• What is expected
Copy out all the records exactly.

• Dataset rows
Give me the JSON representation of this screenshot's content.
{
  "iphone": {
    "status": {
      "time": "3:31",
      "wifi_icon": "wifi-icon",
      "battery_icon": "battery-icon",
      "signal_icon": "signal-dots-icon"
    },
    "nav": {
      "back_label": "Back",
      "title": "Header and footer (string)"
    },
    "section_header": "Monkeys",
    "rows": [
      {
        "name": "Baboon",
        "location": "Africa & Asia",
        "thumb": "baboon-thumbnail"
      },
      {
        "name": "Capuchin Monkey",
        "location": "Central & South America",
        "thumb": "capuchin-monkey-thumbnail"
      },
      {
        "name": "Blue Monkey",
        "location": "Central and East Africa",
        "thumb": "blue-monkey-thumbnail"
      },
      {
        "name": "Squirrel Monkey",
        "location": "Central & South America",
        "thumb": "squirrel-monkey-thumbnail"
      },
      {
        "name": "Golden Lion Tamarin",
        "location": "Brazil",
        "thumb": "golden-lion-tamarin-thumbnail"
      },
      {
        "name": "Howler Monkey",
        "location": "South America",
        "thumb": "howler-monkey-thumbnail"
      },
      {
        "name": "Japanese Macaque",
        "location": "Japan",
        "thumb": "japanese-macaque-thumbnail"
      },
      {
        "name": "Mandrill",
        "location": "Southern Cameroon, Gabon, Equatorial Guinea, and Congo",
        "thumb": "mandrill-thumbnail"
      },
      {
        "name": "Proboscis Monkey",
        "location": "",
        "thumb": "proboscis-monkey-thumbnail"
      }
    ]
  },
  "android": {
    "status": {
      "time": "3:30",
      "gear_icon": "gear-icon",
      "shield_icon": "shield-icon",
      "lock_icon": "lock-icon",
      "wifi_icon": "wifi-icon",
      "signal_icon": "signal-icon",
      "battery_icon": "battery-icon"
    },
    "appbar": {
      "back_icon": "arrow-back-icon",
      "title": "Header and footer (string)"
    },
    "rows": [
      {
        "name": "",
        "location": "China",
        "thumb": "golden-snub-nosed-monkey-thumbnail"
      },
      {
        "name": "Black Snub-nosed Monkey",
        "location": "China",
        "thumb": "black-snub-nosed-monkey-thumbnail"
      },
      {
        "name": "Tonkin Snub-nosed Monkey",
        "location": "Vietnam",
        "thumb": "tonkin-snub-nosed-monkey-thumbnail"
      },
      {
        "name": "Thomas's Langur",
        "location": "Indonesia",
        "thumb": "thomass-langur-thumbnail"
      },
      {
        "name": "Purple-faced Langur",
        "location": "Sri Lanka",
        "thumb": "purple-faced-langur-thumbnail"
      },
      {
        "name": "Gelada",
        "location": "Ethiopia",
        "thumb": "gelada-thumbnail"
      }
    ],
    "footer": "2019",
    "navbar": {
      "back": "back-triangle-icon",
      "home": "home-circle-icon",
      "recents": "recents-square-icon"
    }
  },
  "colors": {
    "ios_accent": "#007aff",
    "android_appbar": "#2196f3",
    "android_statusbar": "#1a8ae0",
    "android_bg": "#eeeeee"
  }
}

• Exercise output
Give me the JSON representation of this screenshot's content.
{
  "iphone": {
    "status": {
      "time": "3:31",
      "wifi_icon": "wifi-icon",
      "battery_icon": "battery-icon",
      "signal_icon": "signal-dots-icon"
    },
    "nav": {
      "back_label": "Back",
      "title": "Header and footer (string)"
    },
    "section_header": "Monkeys",
    "rows": [
      {
        "name": "Baboon",
        "location": "Africa & Asia",
        "thumb": "baboon-thumbnail"
      },
      {
        "name": "Capuchin Monkey",
        "location": "Central & South America",
        "thumb": "capuchin-monkey-thumbnail"
      },
      {
        "name": "Blue Monkey",
        "location": "Central and East Africa",
        "thumb": "blue-monkey-thumbnail"
      },
      {
        "name": "Squirrel Monkey",
        "location": "Central & South America",
        "thumb": "squirrel-monkey-thumbnail"
      },
      {
        "name": "Golden Lion Tamarin",
        "location": "Brazil",
        "thumb": "golden-lion-tamarin-thumbnail"
      },
      {
        "name": "Howler Monkey",
        "location": "South America",
        "thumb": "howler-monkey-thumbnail"
      },
      {
        "name": "Japanese Macaque",
        "location": "Japan",
        "thumb": "japanese-macaque-thumbnail"
      },
      {
        "name": "Mandrill",
        "location": "Southern Cameroon, Gabon, Equatorial Guinea, and Congo",
        "thumb": "mandrill-thumbnail"
      },
      {
        "name": "Proboscis Monkey",
        "location": "",
        "thumb": "proboscis-monkey-thumbnail"
      }
    ]
  },
  "android": {
    "status": {
      "time": "3:30",
      "gear_icon": "gear-icon",
      "shield_icon": "shield-icon",
      "lock_icon": "lock-icon",
      "wifi_icon": "wifi-icon",
      "signal_icon": "signal-icon",
      "battery_icon": "battery-icon"
    },
    "appbar": {
      "back_icon": "arrow-back-icon",
      "title": "Header and footer (string)"
    },
    "rows": [
      {
        "name": "",
        "location": "China",
        "thumb": "golden-snub-nosed-monkey-thumbnail"
      },
      {
        "name": "Black Snub-nosed Monkey",
        "location": "China",
        "thumb": "black-snub-nosed-monkey-thumbnail"
      },
      {
        "name": "Tonkin Snub-nosed Monkey",
        "location": "Vietnam",
        "thumb": "tonkin-snub-nosed-monkey-thumbnail"
      },
      {
        "name": "Thomas's Langur",
        "location": "Indonesia",
        "thumb": "thomass-langur-thumbnail"
      },
      {
        "name": "Purple-faced Langur",
        "location": "Sri Lanka",
        "thumb": "purple-faced-langur-thumbnail"
      },
      {
        "name": "Gelada",
        "location": "Ethiopia",
        "thumb": "gelada-thumbnail"
      }
    ],
    "footer": "2019",
    "navbar": {
      "back": "back-triangle-icon",
      "home": "home-circle-icon",
      "recents": "recents-square-icon"
    }
  },
  "colors": {
    "ios_accent": "#007aff",
    "android_appbar": "#2196f3",
    "android_statusbar": "#1a8ae0",
    "android_bg": "#eeeeee"
  }
}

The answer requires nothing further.